[Task]
Where the string "diagonal" occurs in the material below, report the whole line.

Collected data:

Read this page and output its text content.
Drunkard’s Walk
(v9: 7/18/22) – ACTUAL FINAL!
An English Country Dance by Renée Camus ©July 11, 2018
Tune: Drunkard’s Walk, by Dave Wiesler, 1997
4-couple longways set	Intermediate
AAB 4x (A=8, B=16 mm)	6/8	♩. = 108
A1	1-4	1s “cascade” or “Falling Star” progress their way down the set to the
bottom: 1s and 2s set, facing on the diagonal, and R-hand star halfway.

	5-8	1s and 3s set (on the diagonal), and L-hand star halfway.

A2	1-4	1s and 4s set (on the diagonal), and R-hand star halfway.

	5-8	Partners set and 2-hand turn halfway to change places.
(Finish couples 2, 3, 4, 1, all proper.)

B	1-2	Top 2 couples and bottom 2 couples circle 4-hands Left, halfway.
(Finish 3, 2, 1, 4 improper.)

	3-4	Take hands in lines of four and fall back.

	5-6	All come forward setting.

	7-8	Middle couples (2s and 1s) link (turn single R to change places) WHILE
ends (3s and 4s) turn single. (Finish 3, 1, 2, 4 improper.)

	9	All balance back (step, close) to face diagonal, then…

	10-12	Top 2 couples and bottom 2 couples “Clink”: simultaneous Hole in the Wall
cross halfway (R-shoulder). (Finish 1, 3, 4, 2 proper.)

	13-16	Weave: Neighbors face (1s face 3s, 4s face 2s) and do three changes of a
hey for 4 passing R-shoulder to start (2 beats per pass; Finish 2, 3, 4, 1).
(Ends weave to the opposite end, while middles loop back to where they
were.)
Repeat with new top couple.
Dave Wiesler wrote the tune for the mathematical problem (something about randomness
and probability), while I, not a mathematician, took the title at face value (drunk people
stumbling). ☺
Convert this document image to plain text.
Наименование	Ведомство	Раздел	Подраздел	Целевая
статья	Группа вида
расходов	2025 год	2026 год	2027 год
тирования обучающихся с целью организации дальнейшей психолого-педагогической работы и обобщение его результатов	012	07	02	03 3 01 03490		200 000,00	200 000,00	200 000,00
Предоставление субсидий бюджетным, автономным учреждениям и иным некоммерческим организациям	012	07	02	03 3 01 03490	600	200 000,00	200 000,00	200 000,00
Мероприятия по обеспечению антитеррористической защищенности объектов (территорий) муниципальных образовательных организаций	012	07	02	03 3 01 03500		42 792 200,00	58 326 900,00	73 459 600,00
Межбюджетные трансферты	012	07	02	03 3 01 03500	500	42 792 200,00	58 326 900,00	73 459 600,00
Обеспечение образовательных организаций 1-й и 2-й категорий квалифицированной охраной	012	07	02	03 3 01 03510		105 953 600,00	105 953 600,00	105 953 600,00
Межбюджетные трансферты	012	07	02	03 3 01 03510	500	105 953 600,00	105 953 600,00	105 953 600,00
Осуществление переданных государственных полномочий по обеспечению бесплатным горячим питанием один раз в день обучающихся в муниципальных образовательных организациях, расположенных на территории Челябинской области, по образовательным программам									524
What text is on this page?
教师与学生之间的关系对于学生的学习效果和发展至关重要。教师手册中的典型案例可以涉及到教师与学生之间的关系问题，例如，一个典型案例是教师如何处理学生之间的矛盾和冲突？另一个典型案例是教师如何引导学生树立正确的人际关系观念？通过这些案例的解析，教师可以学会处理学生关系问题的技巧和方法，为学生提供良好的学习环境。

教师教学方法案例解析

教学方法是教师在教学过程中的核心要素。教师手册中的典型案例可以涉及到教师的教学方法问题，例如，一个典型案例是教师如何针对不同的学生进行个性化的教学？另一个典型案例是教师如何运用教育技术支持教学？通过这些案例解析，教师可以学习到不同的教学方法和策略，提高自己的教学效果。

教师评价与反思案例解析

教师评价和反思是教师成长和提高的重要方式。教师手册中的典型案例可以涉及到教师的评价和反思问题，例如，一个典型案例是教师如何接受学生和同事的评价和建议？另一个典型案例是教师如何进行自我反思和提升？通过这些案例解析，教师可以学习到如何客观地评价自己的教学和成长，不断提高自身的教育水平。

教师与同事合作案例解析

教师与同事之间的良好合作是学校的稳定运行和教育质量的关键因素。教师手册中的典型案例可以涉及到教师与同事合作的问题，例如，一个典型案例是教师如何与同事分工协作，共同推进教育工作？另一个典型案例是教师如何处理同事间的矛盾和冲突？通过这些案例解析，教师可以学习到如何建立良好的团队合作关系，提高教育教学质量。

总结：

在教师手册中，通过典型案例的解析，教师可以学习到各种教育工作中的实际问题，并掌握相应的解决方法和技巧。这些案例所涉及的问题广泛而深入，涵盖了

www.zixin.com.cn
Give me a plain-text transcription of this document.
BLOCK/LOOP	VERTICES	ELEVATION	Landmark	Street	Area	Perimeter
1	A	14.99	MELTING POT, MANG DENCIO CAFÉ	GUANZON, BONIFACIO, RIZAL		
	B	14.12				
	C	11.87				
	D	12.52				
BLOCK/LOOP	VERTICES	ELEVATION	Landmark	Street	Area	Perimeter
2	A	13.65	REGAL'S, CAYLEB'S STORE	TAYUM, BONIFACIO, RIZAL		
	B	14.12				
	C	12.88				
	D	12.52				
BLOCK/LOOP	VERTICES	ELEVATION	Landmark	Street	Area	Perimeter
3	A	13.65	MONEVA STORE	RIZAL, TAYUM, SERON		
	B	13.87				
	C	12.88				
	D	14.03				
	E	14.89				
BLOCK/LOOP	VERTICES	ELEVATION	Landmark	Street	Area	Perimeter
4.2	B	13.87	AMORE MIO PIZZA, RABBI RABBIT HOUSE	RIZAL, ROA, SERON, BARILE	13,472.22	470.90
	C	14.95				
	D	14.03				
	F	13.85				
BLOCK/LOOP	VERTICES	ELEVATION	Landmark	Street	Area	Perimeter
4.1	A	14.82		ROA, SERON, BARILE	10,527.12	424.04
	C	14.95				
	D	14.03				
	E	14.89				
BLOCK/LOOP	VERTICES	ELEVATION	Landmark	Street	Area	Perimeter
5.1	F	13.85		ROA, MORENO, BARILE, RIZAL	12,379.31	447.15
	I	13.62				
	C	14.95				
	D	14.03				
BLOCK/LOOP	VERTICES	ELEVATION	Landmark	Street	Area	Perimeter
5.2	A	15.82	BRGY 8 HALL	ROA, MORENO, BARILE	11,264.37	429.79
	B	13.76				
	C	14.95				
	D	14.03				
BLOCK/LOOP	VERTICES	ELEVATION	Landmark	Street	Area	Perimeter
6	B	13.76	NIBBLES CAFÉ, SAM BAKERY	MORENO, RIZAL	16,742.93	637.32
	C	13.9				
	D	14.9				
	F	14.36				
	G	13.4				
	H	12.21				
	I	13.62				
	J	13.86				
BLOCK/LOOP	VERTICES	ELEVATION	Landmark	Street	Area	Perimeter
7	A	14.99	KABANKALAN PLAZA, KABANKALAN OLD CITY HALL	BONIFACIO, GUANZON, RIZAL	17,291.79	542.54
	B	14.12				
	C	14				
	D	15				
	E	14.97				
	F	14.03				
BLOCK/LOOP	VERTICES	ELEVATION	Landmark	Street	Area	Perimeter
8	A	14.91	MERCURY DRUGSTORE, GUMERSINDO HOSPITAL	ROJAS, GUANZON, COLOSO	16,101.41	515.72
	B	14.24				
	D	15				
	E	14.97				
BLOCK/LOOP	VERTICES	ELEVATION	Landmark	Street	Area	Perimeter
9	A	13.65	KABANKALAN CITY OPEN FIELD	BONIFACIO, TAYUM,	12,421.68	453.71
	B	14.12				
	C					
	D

[Finished answer]
bottom: 1s and 2s set, facing on the diagonal, and R-hand star halfway.
	5-8	1s and 3s set (on the diagonal), and L-hand star halfway.
A2	1-4	1s and 4s set (on the diagonal), and R-hand star halfway.
	9	All balance back (step, close) to face diagonal, then…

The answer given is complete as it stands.